• Short task: For each line of the data below that holds "バルコニー", copy the line.

Dataset items:
= = = = =
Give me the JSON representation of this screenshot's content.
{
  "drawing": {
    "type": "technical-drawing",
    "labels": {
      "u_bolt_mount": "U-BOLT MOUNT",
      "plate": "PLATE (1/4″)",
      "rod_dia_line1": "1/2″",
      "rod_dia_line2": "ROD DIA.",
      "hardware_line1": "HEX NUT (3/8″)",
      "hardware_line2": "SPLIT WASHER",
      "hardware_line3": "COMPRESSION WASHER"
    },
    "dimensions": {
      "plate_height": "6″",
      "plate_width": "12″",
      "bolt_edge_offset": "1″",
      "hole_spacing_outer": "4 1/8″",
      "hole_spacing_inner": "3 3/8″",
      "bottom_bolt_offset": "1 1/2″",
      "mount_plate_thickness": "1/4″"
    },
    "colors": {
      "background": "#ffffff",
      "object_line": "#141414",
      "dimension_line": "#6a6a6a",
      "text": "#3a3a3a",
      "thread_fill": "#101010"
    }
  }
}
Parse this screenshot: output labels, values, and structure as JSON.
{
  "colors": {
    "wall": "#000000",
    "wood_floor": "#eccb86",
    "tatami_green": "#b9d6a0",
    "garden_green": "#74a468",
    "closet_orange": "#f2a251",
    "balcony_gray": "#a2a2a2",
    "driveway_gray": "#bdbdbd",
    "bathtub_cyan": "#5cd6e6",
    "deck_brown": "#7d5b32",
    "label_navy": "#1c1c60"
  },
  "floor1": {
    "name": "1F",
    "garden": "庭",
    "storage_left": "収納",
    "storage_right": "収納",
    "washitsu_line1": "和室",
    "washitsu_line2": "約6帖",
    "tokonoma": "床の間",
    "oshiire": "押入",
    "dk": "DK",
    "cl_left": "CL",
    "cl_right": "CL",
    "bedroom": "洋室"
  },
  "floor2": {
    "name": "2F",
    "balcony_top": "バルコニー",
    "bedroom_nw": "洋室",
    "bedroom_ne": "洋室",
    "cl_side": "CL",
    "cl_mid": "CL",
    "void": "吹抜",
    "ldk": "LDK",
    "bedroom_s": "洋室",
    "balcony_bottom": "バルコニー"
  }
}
= = = = =
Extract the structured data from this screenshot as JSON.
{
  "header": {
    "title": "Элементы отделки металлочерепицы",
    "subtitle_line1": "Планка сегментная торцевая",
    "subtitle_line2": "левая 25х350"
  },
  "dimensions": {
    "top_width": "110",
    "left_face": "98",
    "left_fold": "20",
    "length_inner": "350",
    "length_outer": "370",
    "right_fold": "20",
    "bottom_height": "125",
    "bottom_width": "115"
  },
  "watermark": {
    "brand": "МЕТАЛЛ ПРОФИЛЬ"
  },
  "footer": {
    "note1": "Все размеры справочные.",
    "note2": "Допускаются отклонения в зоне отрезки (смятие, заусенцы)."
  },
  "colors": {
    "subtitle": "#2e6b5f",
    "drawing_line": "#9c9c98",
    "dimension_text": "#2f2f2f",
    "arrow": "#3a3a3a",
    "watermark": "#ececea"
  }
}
= = = = =
• Completed exercise:
    "balcony_top": "バルコニー",
    "balcony_bottom": "バルコニー"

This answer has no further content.